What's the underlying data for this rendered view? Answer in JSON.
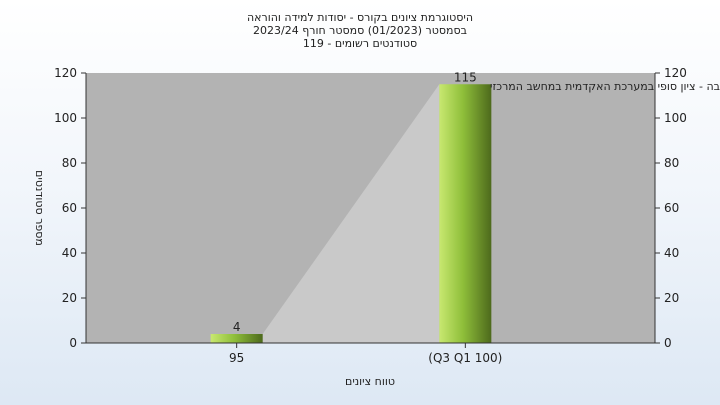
{
  "title_lines": [
    "היסטוגרמת ציונים בקורס - יסודות למידה והוראה",
    "בסמסטר  (01/2023)  סמסטר חורף 2023/24",
    "סטודנטים רשומים - 119"
  ],
  "chart_data": {
    "type": "bar",
    "categories": [
      "95",
      "(Q3 Q1 100)"
    ],
    "values": [
      4,
      115
    ],
    "data_labels": [
      "4",
      "115"
    ],
    "annotation": "בחשיבה - ציון סופי במערכת האקדמית במחשב המרכזי",
    "xlabel": "טווח ציונים",
    "ylabel": "מספר סטודנטים",
    "ylim": [
      0,
      120
    ],
    "yticks": [
      0,
      20,
      40,
      60,
      80,
      100,
      120
    ],
    "secondary_y_axis": true,
    "grid": false,
    "legend": "none",
    "colors": {
      "bar_light": "#c8e870",
      "bar_mid": "#8fbf3a",
      "bar_dark": "#4d6a1c",
      "plot_bg": "#b3b3b3",
      "shadow": "#c9c9c9"
    }
  }
}
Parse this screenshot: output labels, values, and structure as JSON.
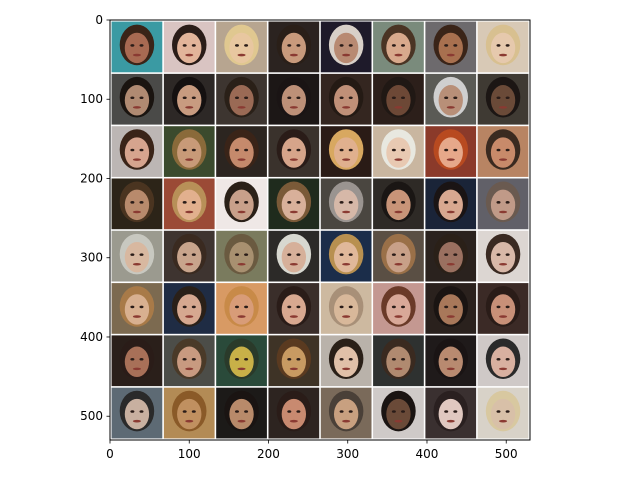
{
  "figure": {
    "background": "#ffffff",
    "image_description_hidden": true
  },
  "chart_data": {
    "type": "image-grid",
    "title": "",
    "xlabel": "",
    "ylabel": "",
    "xlim": [
      0,
      530
    ],
    "ylim": [
      530,
      0
    ],
    "grid": false,
    "legend": "none",
    "grid_rows": 8,
    "grid_cols": 8,
    "cell_size_data_units": 66,
    "separator_color": "#ffffff",
    "x_ticks": [
      0,
      100,
      200,
      300,
      400,
      500
    ],
    "y_ticks": [
      0,
      100,
      200,
      300,
      400,
      500
    ],
    "x_tick_labels": [
      "0",
      "100",
      "200",
      "300",
      "400",
      "500"
    ],
    "y_tick_labels": [
      "0",
      "100",
      "200",
      "300",
      "400",
      "500"
    ],
    "tile_palette": [
      [
        "#3a9aa3",
        "#d9c4c2",
        "#b7a590",
        "#2b2320",
        "#1e1a2a",
        "#7a8b7c",
        "#6d6a6d",
        "#d8c9b6"
      ],
      [
        "#4a4a48",
        "#2d2826",
        "#3d3530",
        "#1c1716",
        "#342620",
        "#2c1f1a",
        "#5a5a55",
        "#3f3a33"
      ],
      [
        "#bcb6b4",
        "#3b4a2d",
        "#2c2520",
        "#3a322c",
        "#2a1b16",
        "#c9b6a0",
        "#8b3a2a",
        "#b88463"
      ],
      [
        "#2c2418",
        "#9b4a36",
        "#efe8e6",
        "#1f2b1d",
        "#4a4640",
        "#2e2a26",
        "#1a2438",
        "#616068"
      ],
      [
        "#9b9a8f",
        "#3e3430",
        "#7a7b5e",
        "#2c2a28",
        "#1b2d4a",
        "#5a4f44",
        "#2a221e",
        "#dcd6d2"
      ],
      [
        "#7c6a50",
        "#1f2c44",
        "#d89a64",
        "#3a2e2a",
        "#cdb9a0",
        "#c49891",
        "#2a211d",
        "#3b2a26"
      ],
      [
        "#2a1f1a",
        "#4c4d48",
        "#2a4a3a",
        "#3e3326",
        "#b9b2aa",
        "#2e3130",
        "#1f1a1a",
        "#cfc9c7"
      ],
      [
        "#5d6a74",
        "#b38b55",
        "#1c1a18",
        "#2d2420",
        "#7a6a5a",
        "#cfcac8",
        "#3a3030",
        "#d8d2c8"
      ]
    ],
    "skin_palette": [
      [
        "#a86a52",
        "#e2b49a",
        "#e8c7a0",
        "#c89a7c",
        "#b88a72",
        "#d8a98c",
        "#a8704f",
        "#e6c9ad"
      ],
      [
        "#b08a72",
        "#c89b80",
        "#9a6a55",
        "#bd9078",
        "#c09078",
        "#6d4836",
        "#b88f78",
        "#6a4a38"
      ],
      [
        "#d6a48e",
        "#c89a78",
        "#c58a6c",
        "#d6a48a",
        "#e0b08e",
        "#e8c9b2",
        "#e6a88a",
        "#c88a6a"
      ],
      [
        "#b88a6c",
        "#e2b08e",
        "#c8a08a",
        "#d8b09a",
        "#d6b8a8",
        "#c89478",
        "#d8a890",
        "#c09a88"
      ],
      [
        "#d8b8a0",
        "#c8a48c",
        "#a89070",
        "#d6b09a",
        "#e0b89a",
        "#c8a088",
        "#9a7060",
        "#d8b8a8"
      ],
      [
        "#d8b090",
        "#d6a890",
        "#d89c78",
        "#d8a890",
        "#d8b89a",
        "#d8a898",
        "#a8785a",
        "#c89078"
      ],
      [
        "#a87058",
        "#c89a80",
        "#c8b048",
        "#c89a62",
        "#e0c0a8",
        "#b08a70",
        "#b88a70",
        "#d8b0a0"
      ],
      [
        "#c8b0a0",
        "#c09060",
        "#b88a6a",
        "#c88a70",
        "#c8a080",
        "#6a4a38",
        "#e0c8c0",
        "#d8c0a8"
      ]
    ],
    "hair_palette": [
      [
        "#3a2418",
        "#2a1c18",
        "#e0c890",
        "#2a1f18",
        "#d8d0c8",
        "#4a3424",
        "#3a2418",
        "#d8c090"
      ],
      [
        "#1a1410",
        "#141010",
        "#2a2018",
        "#1a1414",
        "#241a14",
        "#201814",
        "#cfcfcf",
        "#1c1614"
      ],
      [
        "#3a2418",
        "#8a6a3a",
        "#3a2418",
        "#2a1c18",
        "#d8a860",
        "#e8e8e0",
        "#b84a20",
        "#3a2a20"
      ],
      [
        "#4a3420",
        "#b89058",
        "#2a2018",
        "#7a5a38",
        "#9a9490",
        "#1a1614",
        "#1a1414",
        "#6a5a50"
      ],
      [
        "#c8c8c0",
        "#3a2a20",
        "#6a5a40",
        "#d8d8d0",
        "#b89050",
        "#9a7048",
        "#2a2018",
        "#3a2a22"
      ],
      [
        "#a87a48",
        "#2a2018",
        "#c88a48",
        "#2a1c18",
        "#a89078",
        "#6a3a28",
        "#1a1412",
        "#2a1c18"
      ],
      [
        "#2a1c18",
        "#4a3a28",
        "#2a3a2a",
        "#5a3a20",
        "#2a2018",
        "#3a2a20",
        "#1a1414",
        "#2a2a2a"
      ],
      [
        "#2a2a2a",
        "#8a5a28",
        "#1a1412",
        "#2a1c18",
        "#4a4038",
        "#1a1412",
        "#2a2020",
        "#d8c8a0"
      ]
    ]
  }
}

■ ■ ■

[Written request] Report how many lines in the entries hold the string "סטודנטים". Nothing but the number is wanted.

[The completed task] 2